◆ **PROBLEM**
Can all of these lines be returned exactly?

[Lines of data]
==============================

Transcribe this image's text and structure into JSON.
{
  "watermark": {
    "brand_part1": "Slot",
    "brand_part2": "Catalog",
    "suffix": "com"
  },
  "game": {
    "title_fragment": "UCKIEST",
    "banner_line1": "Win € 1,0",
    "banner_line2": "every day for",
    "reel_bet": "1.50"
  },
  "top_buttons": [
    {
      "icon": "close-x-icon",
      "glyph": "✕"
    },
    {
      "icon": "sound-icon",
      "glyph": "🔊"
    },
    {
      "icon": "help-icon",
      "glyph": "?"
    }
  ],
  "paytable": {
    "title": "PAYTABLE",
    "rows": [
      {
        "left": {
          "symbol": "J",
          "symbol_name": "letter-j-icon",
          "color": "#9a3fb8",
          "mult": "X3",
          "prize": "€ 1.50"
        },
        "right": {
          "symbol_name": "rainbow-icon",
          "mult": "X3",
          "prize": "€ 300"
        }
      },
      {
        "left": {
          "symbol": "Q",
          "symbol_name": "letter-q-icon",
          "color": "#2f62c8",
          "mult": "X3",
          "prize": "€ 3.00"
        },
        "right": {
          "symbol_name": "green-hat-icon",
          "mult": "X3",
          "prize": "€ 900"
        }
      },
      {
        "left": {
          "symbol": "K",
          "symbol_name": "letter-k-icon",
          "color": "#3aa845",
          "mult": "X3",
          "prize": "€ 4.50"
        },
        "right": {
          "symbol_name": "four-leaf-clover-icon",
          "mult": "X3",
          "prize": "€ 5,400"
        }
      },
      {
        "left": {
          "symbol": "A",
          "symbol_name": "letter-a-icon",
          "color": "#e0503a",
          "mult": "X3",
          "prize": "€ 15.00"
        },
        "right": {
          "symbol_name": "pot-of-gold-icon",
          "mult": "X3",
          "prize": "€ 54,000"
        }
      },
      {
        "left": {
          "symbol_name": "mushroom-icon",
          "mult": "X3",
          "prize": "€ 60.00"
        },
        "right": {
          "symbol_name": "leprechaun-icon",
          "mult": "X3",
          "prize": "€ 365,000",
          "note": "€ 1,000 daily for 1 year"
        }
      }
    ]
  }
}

==============================

◆ **SOLUTION TO THIS PROBLEM**
Transcribe this image's text and structure into JSON.
{
  "watermark": {
    "brand_part1": "Slot",
    "brand_part2": "Catalog",
    "suffix": "com"
  },
  "game": {
    "title_fragment": "UCKIEST",
    "banner_line1": "Win € 1,0",
    "banner_line2": "every day for",
    "reel_bet": "1.50"
  },
  "top_buttons": [
    {
      "icon": "close-x-icon",
      "glyph": "✕"
    },
    {
      "icon": "sound-icon",
      "glyph": "🔊"
    },
    {
      "icon": "help-icon",
      "glyph": "?"
    }
  ],
  "paytable": {
    "title": "PAYTABLE",
    "rows": [
      {
        "left": {
          "symbol": "J",
          "symbol_name": "letter-j-icon",
          "color": "#9a3fb8",
          "mult": "X3",
          "prize": "€ 1.50"
        },
        "right": {
          "symbol_name": "rainbow-icon",
          "mult": "X3",
          "prize": "€ 300"
        }
      },
      {
        "left": {
          "symbol": "Q",
          "symbol_name": "letter-q-icon",
          "color": "#2f62c8",
          "mult": "X3",
          "prize": "€ 3.00"
        },
        "right": {
          "symbol_name": "green-hat-icon",
          "mult": "X3",
          "prize": "€ 900"
        }
      },
      {
        "left": {
          "symbol": "K",
          "symbol_name": "letter-k-icon",
          "color": "#3aa845",
          "mult": "X3",
          "prize": "€ 4.50"
        },
        "right": {
          "symbol_name": "four-leaf-clover-icon",
          "mult": "X3",
          "prize": "€ 5,400"
        }
      },
      {
        "left": {
          "symbol": "A",
          "symbol_name": "letter-a-icon",
          "color": "#e0503a",
          "mult": "X3",
          "prize": "€ 15.00"
        },
        "right": {
          "symbol_name": "pot-of-gold-icon",
          "mult": "X3",
          "prize": "€ 54,000"
        }
      },
      {
        "left": {
          "symbol_name": "mushroom-icon",
          "mult": "X3",
          "prize": "€ 60.00"
        },
        "right": {
          "symbol_name": "leprechaun-icon",
          "mult": "X3",
          "prize": "€ 365,000",
          "note": "€ 1,000 daily for 1 year"
        }
      }
    ]
  }
}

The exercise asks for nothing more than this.